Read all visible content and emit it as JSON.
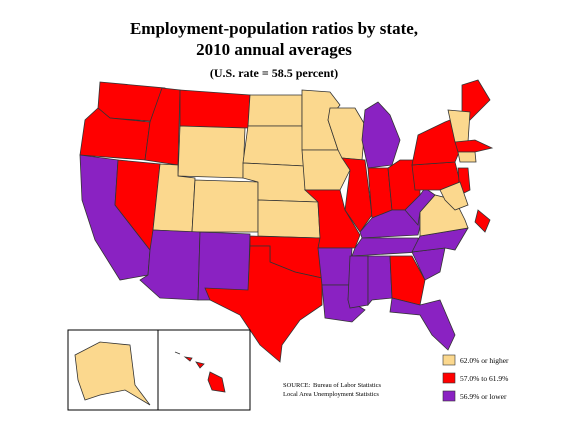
{
  "header": {
    "title_lines": [
      "Employment-population ratios by state,",
      "2010 annual averages"
    ],
    "subtitle": "(U.S. rate = 58.5 percent)"
  },
  "legend": [
    {
      "label": "62.0% or higher",
      "color": "#fbd88e"
    },
    {
      "label": "57.0% to 61.9%",
      "color": "#ff0000"
    },
    {
      "label": "56.9% or lower",
      "color": "#8a22c2"
    }
  ],
  "source": {
    "label": "SOURCE:",
    "lines": [
      "Bureau of Labor Statistics",
      "Local Area Unemployment Statistics"
    ]
  }
}
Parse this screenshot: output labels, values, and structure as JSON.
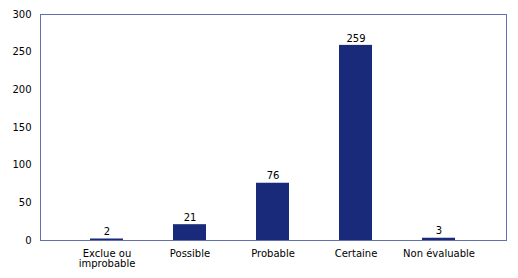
{
  "chart_data": {
    "type": "bar",
    "categories": [
      "Exclue ou\nimprobable",
      "Possible",
      "Probable",
      "Certaine",
      "Non évaluable"
    ],
    "values": [
      2,
      21,
      76,
      259,
      3
    ],
    "color": "#1a2a7a",
    "ylim": [
      0,
      300
    ],
    "yticks": [
      0,
      50,
      100,
      150,
      200,
      250,
      300
    ],
    "grid": false,
    "data_labels": true
  }
}
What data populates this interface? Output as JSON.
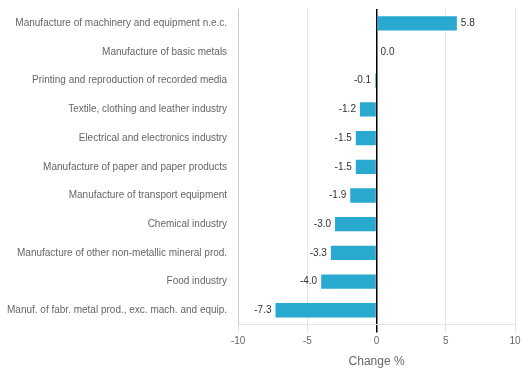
{
  "chart_data": {
    "type": "bar",
    "orientation": "horizontal",
    "categories": [
      "Manuf. of fabr. metal prod., exc. mach. and equip.",
      "Food industry",
      "Manufacture of other non-metallic mineral prod.",
      "Chemical industry",
      "Manufacture of transport equipment",
      "Manufacture of paper and paper products",
      "Electrical and electronics industry",
      "Textile, clothing and leather industry",
      "Printing and reproduction of recorded media",
      "Manufacture of basic metals",
      "Manufacture of machinery and equipment n.e.c."
    ],
    "values": [
      -7.3,
      -4.0,
      -3.3,
      -3.0,
      -1.9,
      -1.5,
      -1.5,
      -1.2,
      -0.1,
      0.0,
      5.8
    ],
    "value_labels": [
      "-7.3",
      "-4.0",
      "-3.3",
      "-3.0",
      "-1.9",
      "-1.5",
      "-1.5",
      "-1.2",
      "-0.1",
      "0.0",
      "5.8"
    ],
    "color": "#29a8d0",
    "xlabel": "Change %",
    "xlim": [
      -10,
      10
    ],
    "xticks": [
      -10,
      -5,
      0,
      5,
      10
    ],
    "grid": true,
    "data_labels": true
  }
}
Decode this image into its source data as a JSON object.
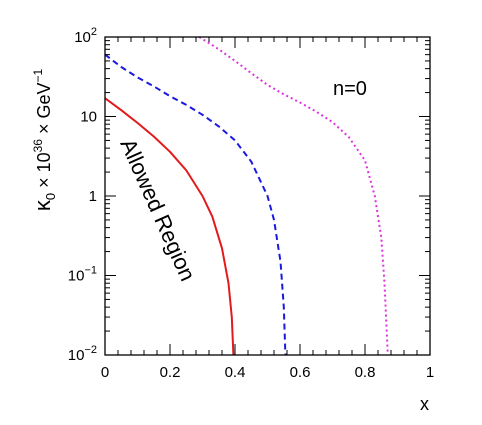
{
  "chart_data": {
    "type": "line",
    "title": "",
    "xlabel": "x",
    "ylabel": "κ₀ × 10³⁶ × GeV⁻¹",
    "ylabel_parts": {
      "kappa": "κ",
      "kappa_sub": "0",
      "times1": " × 10",
      "exp36": "36",
      "times2": " × GeV",
      "exp_minus1": "−1"
    },
    "xlim": [
      0,
      1
    ],
    "ylim": [
      0.01,
      100
    ],
    "yscale": "log",
    "grid": false,
    "x_ticks": [
      {
        "value": 0,
        "label": "0"
      },
      {
        "value": 0.2,
        "label": "0.2"
      },
      {
        "value": 0.4,
        "label": "0.4"
      },
      {
        "value": 0.6,
        "label": "0.6"
      },
      {
        "value": 0.8,
        "label": "0.8"
      },
      {
        "value": 1,
        "label": "1"
      }
    ],
    "y_ticks": [
      {
        "value": 0.01,
        "base": "10",
        "exp": "−2"
      },
      {
        "value": 0.1,
        "base": "10",
        "exp": "−1"
      },
      {
        "value": 1,
        "base": "1",
        "exp": ""
      },
      {
        "value": 10,
        "base": "10",
        "exp": ""
      },
      {
        "value": 100,
        "base": "10",
        "exp": "2"
      }
    ],
    "annotations": {
      "n_label": "n=0",
      "region_label": "Allowed Region"
    },
    "series": [
      {
        "style": "solid",
        "color": "#e31a1c",
        "points": [
          [
            0,
            17
          ],
          [
            0.05,
            12
          ],
          [
            0.1,
            8.3
          ],
          [
            0.15,
            5.6
          ],
          [
            0.2,
            3.6
          ],
          [
            0.25,
            2.1
          ],
          [
            0.3,
            1.0
          ],
          [
            0.33,
            0.55
          ],
          [
            0.36,
            0.22
          ],
          [
            0.38,
            0.08
          ],
          [
            0.39,
            0.03
          ],
          [
            0.395,
            0.01
          ]
        ]
      },
      {
        "style": "dashed",
        "color": "#1a1adf",
        "points": [
          [
            0,
            60
          ],
          [
            0.05,
            42
          ],
          [
            0.1,
            31
          ],
          [
            0.15,
            24
          ],
          [
            0.2,
            18
          ],
          [
            0.25,
            14
          ],
          [
            0.3,
            10.5
          ],
          [
            0.35,
            7.5
          ],
          [
            0.4,
            5.0
          ],
          [
            0.45,
            2.7
          ],
          [
            0.5,
            1.0
          ],
          [
            0.52,
            0.5
          ],
          [
            0.54,
            0.15
          ],
          [
            0.55,
            0.04
          ],
          [
            0.555,
            0.01
          ]
        ]
      },
      {
        "style": "dotted",
        "color": "#dd33dd",
        "points": [
          [
            0.29,
            100
          ],
          [
            0.35,
            70
          ],
          [
            0.4,
            50
          ],
          [
            0.45,
            35
          ],
          [
            0.5,
            25
          ],
          [
            0.55,
            19
          ],
          [
            0.6,
            15
          ],
          [
            0.65,
            11.5
          ],
          [
            0.7,
            8.5
          ],
          [
            0.75,
            5.5
          ],
          [
            0.8,
            2.8
          ],
          [
            0.83,
            1.0
          ],
          [
            0.85,
            0.3
          ],
          [
            0.86,
            0.08
          ],
          [
            0.87,
            0.01
          ]
        ]
      }
    ]
  }
}
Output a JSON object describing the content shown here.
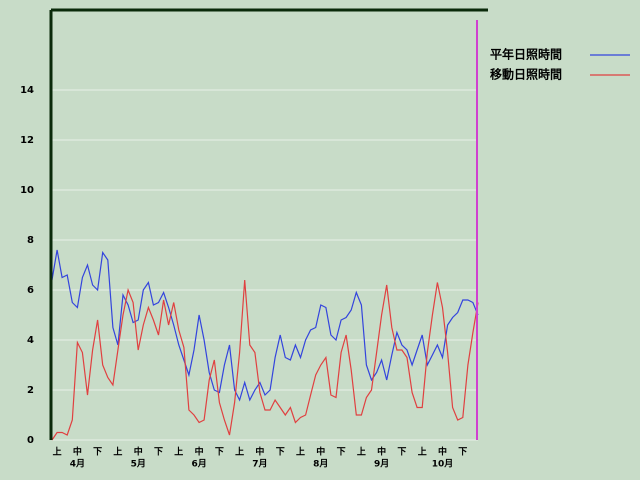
{
  "chart_data": {
    "type": "line",
    "categories": [
      null,
      "上",
      null,
      null,
      null,
      "中",
      null,
      null,
      null,
      "下",
      null,
      null,
      null,
      "上",
      null,
      null,
      null,
      "中",
      null,
      null,
      null,
      "下",
      null,
      null,
      null,
      "上",
      null,
      null,
      null,
      "中",
      null,
      null,
      null,
      "下",
      null,
      null,
      null,
      "上",
      null,
      null,
      null,
      "中",
      null,
      null,
      null,
      "下",
      null,
      null,
      null,
      "上",
      null,
      null,
      null,
      "中",
      null,
      null,
      null,
      "下",
      null,
      null,
      null,
      "上",
      null,
      null,
      null,
      "中",
      null,
      null,
      null,
      "下",
      null,
      null,
      null,
      "上",
      null,
      null,
      null,
      "中",
      null,
      null,
      null,
      "下",
      null,
      null,
      null
    ],
    "month_labels": [
      "4月",
      "5月",
      "6月",
      "7月",
      "8月",
      "9月",
      "10月"
    ],
    "series": [
      {
        "name": "平年日照時間",
        "color": "#3344dd",
        "values": [
          6.4,
          7.6,
          6.5,
          6.6,
          5.5,
          5.3,
          6.5,
          7.0,
          6.2,
          6.0,
          7.5,
          7.2,
          4.5,
          3.8,
          5.8,
          5.4,
          4.7,
          4.8,
          6.0,
          6.3,
          5.4,
          5.5,
          5.9,
          5.3,
          4.6,
          3.8,
          3.2,
          2.6,
          3.6,
          5.0,
          4.0,
          2.7,
          2.0,
          1.9,
          3.0,
          3.8,
          2.0,
          1.6,
          2.3,
          1.6,
          2.0,
          2.3,
          1.8,
          2.0,
          3.3,
          4.2,
          3.3,
          3.2,
          3.8,
          3.3,
          4.0,
          4.4,
          4.5,
          5.4,
          5.3,
          4.2,
          4.0,
          4.8,
          4.9,
          5.2,
          5.9,
          5.4,
          3.0,
          2.4,
          2.7,
          3.2,
          2.4,
          3.4,
          4.3,
          3.8,
          3.6,
          3.0,
          3.6,
          4.2,
          3.0,
          3.4,
          3.8,
          3.3,
          4.6,
          4.9,
          5.1,
          5.6,
          5.6,
          5.5,
          5.0
        ]
      },
      {
        "name": "移動日照時間",
        "color": "#e04040",
        "values": [
          0,
          0.3,
          0.3,
          0.2,
          0.8,
          3.9,
          3.5,
          1.8,
          3.6,
          4.8,
          3.0,
          2.5,
          2.2,
          3.6,
          5.0,
          6.0,
          5.5,
          3.6,
          4.6,
          5.3,
          4.8,
          4.2,
          5.6,
          4.6,
          5.5,
          4.4,
          3.7,
          1.2,
          1.0,
          0.7,
          0.8,
          2.4,
          3.2,
          1.5,
          0.8,
          0.2,
          1.5,
          3.5,
          6.4,
          3.8,
          3.5,
          1.9,
          1.2,
          1.2,
          1.6,
          1.3,
          1.0,
          1.3,
          0.7,
          0.9,
          1.0,
          1.8,
          2.6,
          3.0,
          3.3,
          1.8,
          1.7,
          3.5,
          4.2,
          2.8,
          1.0,
          1.0,
          1.7,
          2.0,
          3.5,
          5.0,
          6.2,
          4.5,
          3.6,
          3.6,
          3.3,
          1.9,
          1.3,
          1.3,
          3.5,
          5.0,
          6.3,
          5.3,
          3.5,
          1.3,
          0.8,
          0.9,
          3.0,
          4.3,
          5.5
        ]
      }
    ],
    "ylim": [
      0,
      17.2
    ],
    "yticks": [
      0,
      2,
      4,
      6,
      8,
      10,
      12,
      14
    ],
    "legend": "right",
    "grid": true
  }
}
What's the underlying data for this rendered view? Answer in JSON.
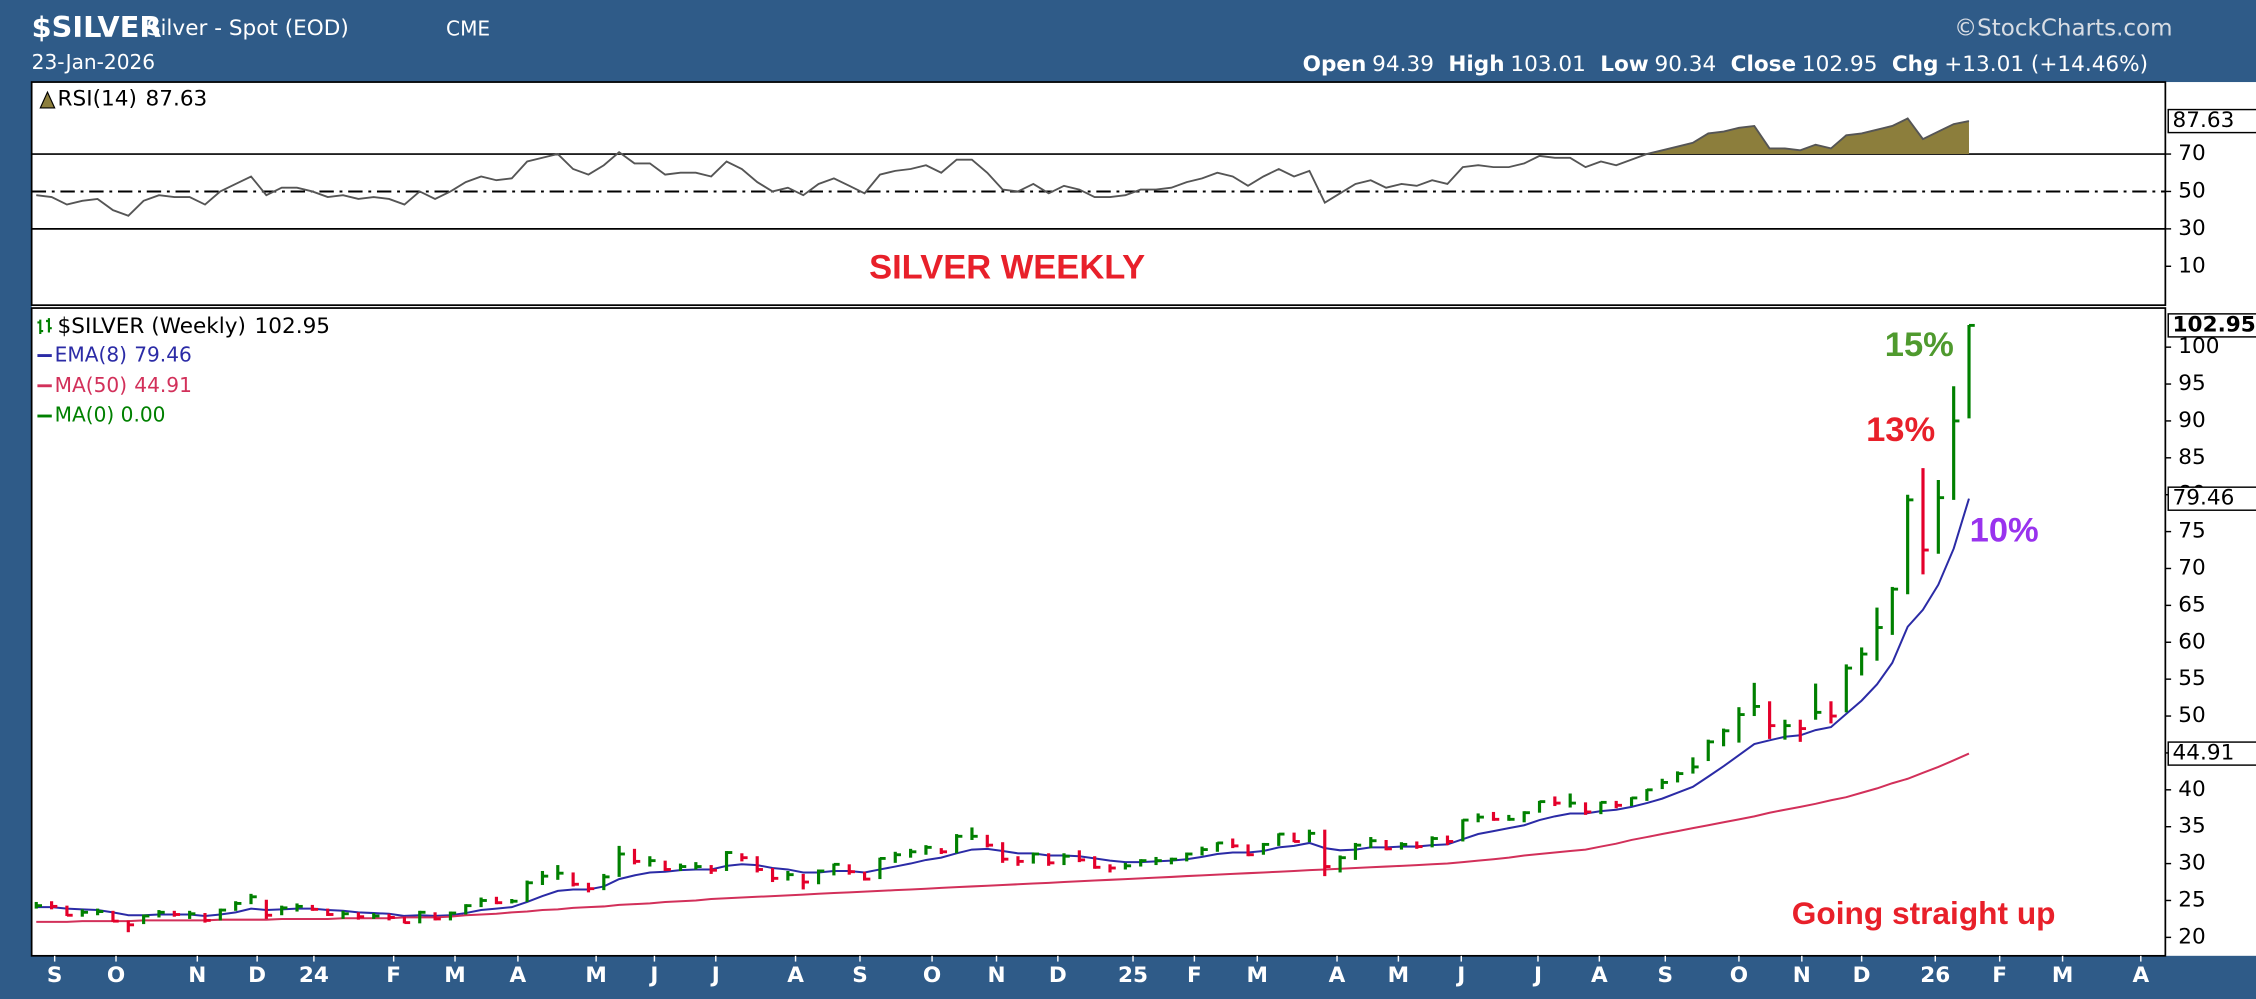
───
AIM: Go through the records above, find every line with the word "equipment", and list those lines.

FULL ANSWER:
      "Manufacture of transport equipment",
      "Manufacture of machinery and equipment n.e.c."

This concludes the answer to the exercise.